### Stated exercise
Extract and list every line that contains the word "false".

========================================================================

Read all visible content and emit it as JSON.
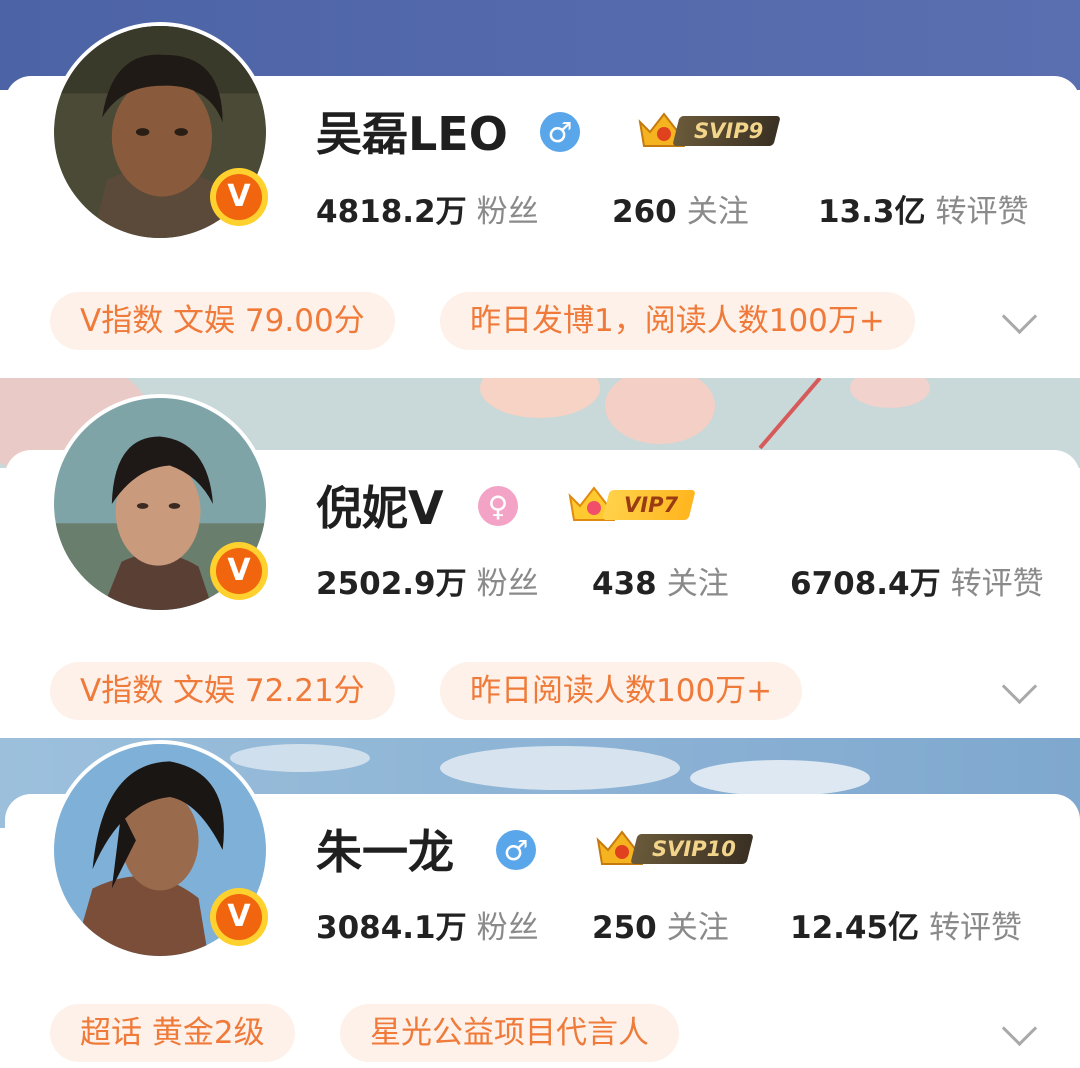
{
  "profiles": [
    {
      "name": "吴磊LEO",
      "gender": "male",
      "gender_icon": "♂",
      "vip_label": "SVIP9",
      "vip_style": "dark",
      "verified_badge": "V",
      "stats": [
        {
          "value": "4818.2万",
          "label": "粉丝"
        },
        {
          "value": "260",
          "label": "关注"
        },
        {
          "value": "13.3亿",
          "label": "转评赞"
        }
      ],
      "tags": [
        "V指数 文娱 79.00分",
        "昨日发博1，阅读人数100万+"
      ]
    },
    {
      "name": "倪妮V",
      "gender": "female",
      "gender_icon": "♀",
      "vip_label": "VIP7",
      "vip_style": "gold",
      "verified_badge": "V",
      "stats": [
        {
          "value": "2502.9万",
          "label": "粉丝"
        },
        {
          "value": "438",
          "label": "关注"
        },
        {
          "value": "6708.4万",
          "label": "转评赞"
        }
      ],
      "tags": [
        "V指数 文娱 72.21分",
        "昨日阅读人数100万+"
      ]
    },
    {
      "name": "朱一龙",
      "gender": "male",
      "gender_icon": "♂",
      "vip_label": "SVIP10",
      "vip_style": "dark",
      "verified_badge": "V",
      "stats": [
        {
          "value": "3084.1万",
          "label": "粉丝"
        },
        {
          "value": "250",
          "label": "关注"
        },
        {
          "value": "12.45亿",
          "label": "转评赞"
        }
      ],
      "tags": [
        "超话 黄金2级",
        "星光公益项目代言人"
      ]
    }
  ],
  "colors": {
    "tag_bg": "#fdf1e9",
    "tag_text": "#ef7a39",
    "male_icon": "#5aa6ea",
    "female_icon": "#f3a3c5",
    "verified_badge": "#f0650e"
  },
  "icons": [
    "male-gender-icon",
    "female-gender-icon",
    "crown-icon",
    "verified-v-icon",
    "chevron-down-icon"
  ]
}
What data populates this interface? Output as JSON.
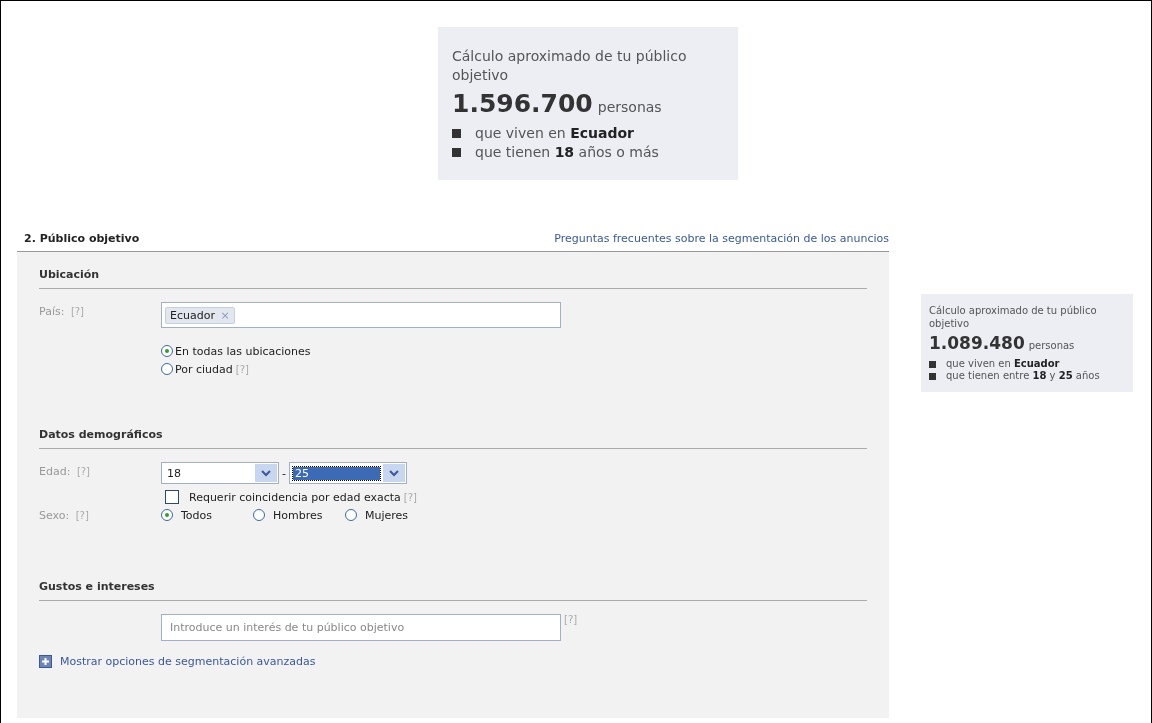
{
  "estimate_top": {
    "title": "Cálculo aproximado de tu público objetivo",
    "count": "1.596.700",
    "unit": "personas",
    "bullets": [
      "que viven en **Ecuador**",
      "que tienen **18** años o más"
    ]
  },
  "section": {
    "title": "2. Público objetivo",
    "faq_link": "Preguntas frecuentes sobre la segmentación de los anuncios"
  },
  "location": {
    "heading": "Ubicación",
    "country_label": "País:",
    "country_help": "[?]",
    "tokens": [
      {
        "label": "Ecuador",
        "remove": "×"
      }
    ],
    "options": [
      {
        "label": "En todas las ubicaciones",
        "selected": true
      },
      {
        "label": "Por ciudad",
        "selected": false,
        "help": "[?]"
      }
    ]
  },
  "demographics": {
    "heading": "Datos demográficos",
    "age_label": "Edad:",
    "age_help": "[?]",
    "age_from": {
      "value": "18",
      "highlighted": false
    },
    "separator": "-",
    "age_to": {
      "value": "25",
      "highlighted": true
    },
    "exact_match": {
      "label": "Requerir coincidencia por edad exacta",
      "checked": false,
      "help": "[?]"
    },
    "sex_label": "Sexo:",
    "sex_help": "[?]",
    "sex_options": [
      {
        "label": "Todos",
        "selected": true
      },
      {
        "label": "Hombres",
        "selected": false
      },
      {
        "label": "Mujeres",
        "selected": false
      }
    ]
  },
  "interests": {
    "heading": "Gustos e intereses",
    "placeholder": "Introduce un interés de tu público objetivo",
    "help": "[?]"
  },
  "advanced_link": "Mostrar opciones de segmentación avanzadas",
  "estimate_side": {
    "title": "Cálculo aproximado de tu público objetivo",
    "count": "1.089.480",
    "unit": "personas",
    "bullets": [
      "que viven en **Ecuador**",
      "que tienen entre **18** y **25** años"
    ]
  }
}
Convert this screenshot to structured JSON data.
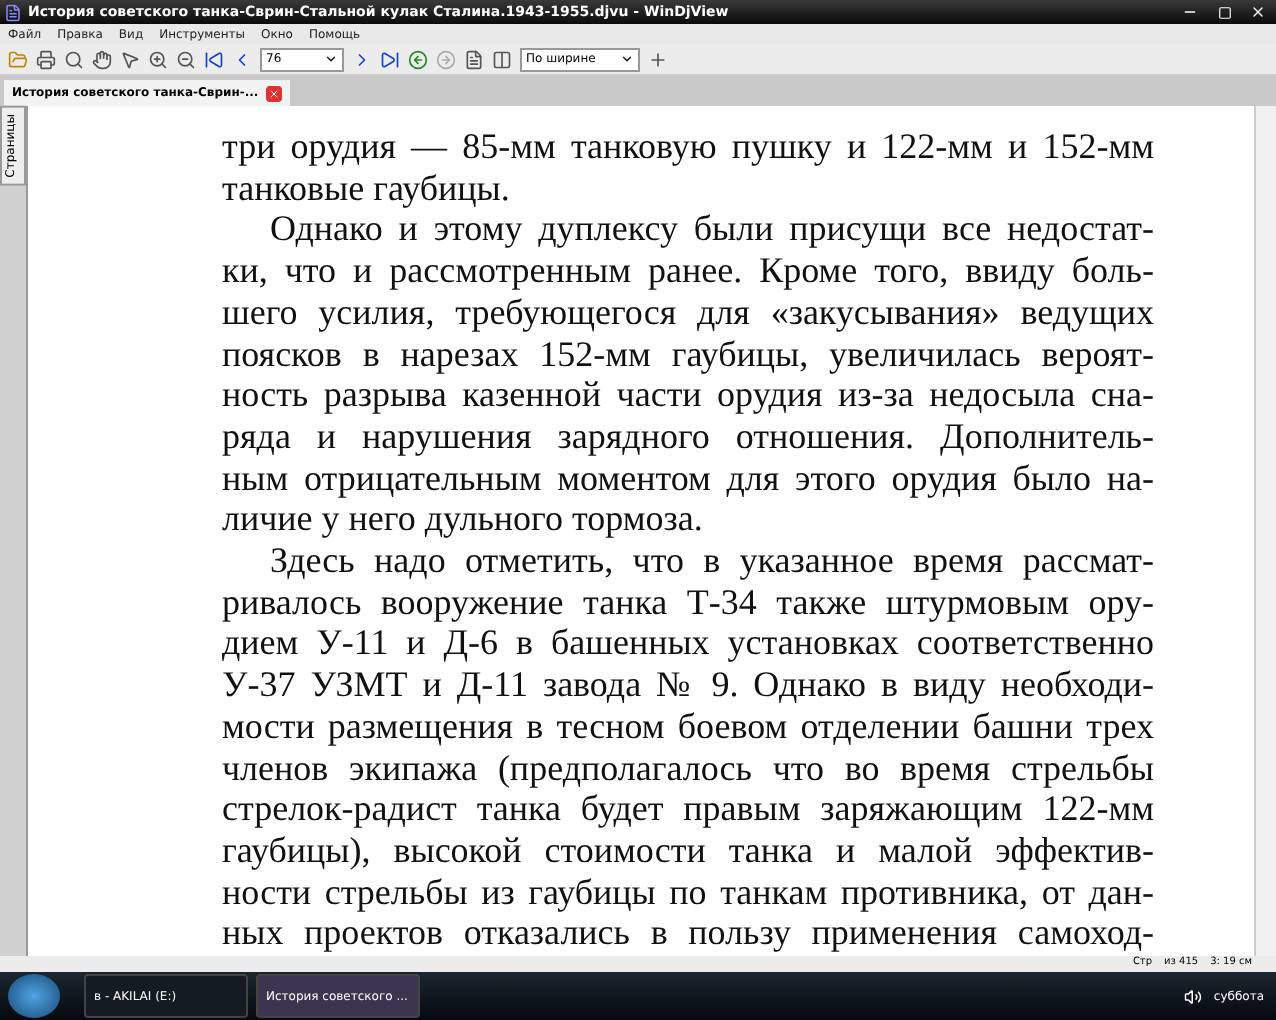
{
  "window": {
    "title": "История советского танка-Сврин-Стальной кулак Сталина.1943-1955.djvu - WinDjView"
  },
  "menu": [
    "Файл",
    "Правка",
    "Вид",
    "Инструменты",
    "Окно",
    "Помощь"
  ],
  "toolbar": {
    "page": "76",
    "zoom": "По ширине"
  },
  "tabs": [
    {
      "label": "История советского танка-Сврин-...",
      "selected": true
    }
  ],
  "sidebar": {
    "tab": "Страницы"
  },
  "paragraphs": [
    {
      "indented": false,
      "ends": true,
      "lines": [
        "три орудия — 85-мм танковую пушку и 122-мм и 152-мм",
        "танковые гаубицы."
      ]
    },
    {
      "indented": true,
      "ends": true,
      "lines": [
        "Однако и этому дуплексу были присущи все недостат-",
        "ки, что и рассмотренным ранее. Кроме того, ввиду боль-",
        "шего усилия, требующегося для «закусывания» ведущих",
        "поясков в нарезах 152-мм гаубицы, увеличилась вероят-",
        "ность разрыва казенной части орудия из-за недосыла сна-",
        "ряда и нарушения зарядного отношения. Дополнитель-",
        "ным отрицательным моментом для этого орудия было на-",
        "личие у него дульного тормоза."
      ]
    },
    {
      "indented": true,
      "ends": false,
      "lines": [
        "Здесь надо отметить, что в указанное время рассмат-",
        "ривалось вооружение танка Т-34 также штурмовым ору-",
        "дием У-11 и Д-6 в башенных установках соответственно",
        "У-37 УЗМТ и Д-11 завода № 9. Однако в виду необходи-",
        "мости размещения в тесном боевом отделении башни трех",
        "членов экипажа (предполагалось что во время стрельбы",
        "стрелок-радист танка будет правым заряжающим 122-мм",
        "гаубицы), высокой стоимости танка и малой эффектив-",
        "ности стрельбы из гаубицы по танкам противника, от дан-",
        "ных проектов отказались в пользу применения самоход-"
      ]
    }
  ],
  "status_bar": {
    "page_info": "Стр",
    "page_count": "из 415",
    "size": "3: 19 см"
  },
  "taskbar": {
    "items": [
      {
        "label": "в - AKILAI (E:)",
        "selected": false
      },
      {
        "label": "История советского ...",
        "selected": true
      }
    ],
    "day": "суббота"
  }
}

========================================================================

### Solution
        "selected": false,
      "highlighted": false
      "checked": false,
        "selected": false
        "selected": false
      "indented": false,
      "ends": false,
        "selected": false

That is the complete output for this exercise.